■ **Exercise details**
Make an exact copy of the lines below.

■ **Supplied records**
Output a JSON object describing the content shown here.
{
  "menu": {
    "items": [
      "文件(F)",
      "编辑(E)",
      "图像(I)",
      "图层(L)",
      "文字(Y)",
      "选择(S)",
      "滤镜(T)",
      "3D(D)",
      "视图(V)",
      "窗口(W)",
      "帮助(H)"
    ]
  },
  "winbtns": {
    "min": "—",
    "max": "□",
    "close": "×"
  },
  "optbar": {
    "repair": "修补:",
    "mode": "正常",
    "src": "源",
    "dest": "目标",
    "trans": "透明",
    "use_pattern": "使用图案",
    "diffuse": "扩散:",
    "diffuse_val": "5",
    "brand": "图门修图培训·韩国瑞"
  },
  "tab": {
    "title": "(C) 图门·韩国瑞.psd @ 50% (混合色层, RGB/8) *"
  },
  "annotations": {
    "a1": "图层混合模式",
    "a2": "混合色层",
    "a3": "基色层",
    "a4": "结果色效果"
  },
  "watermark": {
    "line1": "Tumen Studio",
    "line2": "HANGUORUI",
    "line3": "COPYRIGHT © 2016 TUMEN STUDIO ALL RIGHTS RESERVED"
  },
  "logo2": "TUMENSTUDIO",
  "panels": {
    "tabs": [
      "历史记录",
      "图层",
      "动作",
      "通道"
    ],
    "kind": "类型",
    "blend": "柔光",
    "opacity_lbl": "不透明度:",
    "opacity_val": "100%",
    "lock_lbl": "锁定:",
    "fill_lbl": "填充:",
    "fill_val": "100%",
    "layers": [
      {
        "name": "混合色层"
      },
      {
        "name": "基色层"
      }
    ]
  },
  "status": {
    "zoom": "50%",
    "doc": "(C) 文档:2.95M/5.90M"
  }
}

■ **Full response**
Output a JSON object describing the content shown here.
{
  "menu": {
    "items": [
      "文件(F)",
      "编辑(E)",
      "图像(I)",
      "图层(L)",
      "文字(Y)",
      "选择(S)",
      "滤镜(T)",
      "3D(D)",
      "视图(V)",
      "窗口(W)",
      "帮助(H)"
    ]
  },
  "winbtns": {
    "min": "—",
    "max": "□",
    "close": "×"
  },
  "optbar": {
    "repair": "修补:",
    "mode": "正常",
    "src": "源",
    "dest": "目标",
    "trans": "透明",
    "use_pattern": "使用图案",
    "diffuse": "扩散:",
    "diffuse_val": "5",
    "brand": "图门修图培训·韩国瑞"
  },
  "tab": {
    "title": "(C) 图门·韩国瑞.psd @ 50% (混合色层, RGB/8) *"
  },
  "annotations": {
    "a1": "图层混合模式",
    "a2": "混合色层",
    "a3": "基色层",
    "a4": "结果色效果"
  },
  "watermark": {
    "line1": "Tumen Studio",
    "line2": "HANGUORUI",
    "line3": "COPYRIGHT © 2016 TUMEN STUDIO ALL RIGHTS RESERVED"
  },
  "logo2": "TUMENSTUDIO",
  "panels": {
    "tabs": [
      "历史记录",
      "图层",
      "动作",
      "通道"
    ],
    "kind": "类型",
    "blend": "柔光",
    "opacity_lbl": "不透明度:",
    "opacity_val": "100%",
    "lock_lbl": "锁定:",
    "fill_lbl": "填充:",
    "fill_val": "100%",
    "layers": [
      {
        "name": "混合色层"
      },
      {
        "name": "基色层"
      }
    ]
  },
  "status": {
    "zoom": "50%",
    "doc": "(C) 文档:2.95M/5.90M"
  }
}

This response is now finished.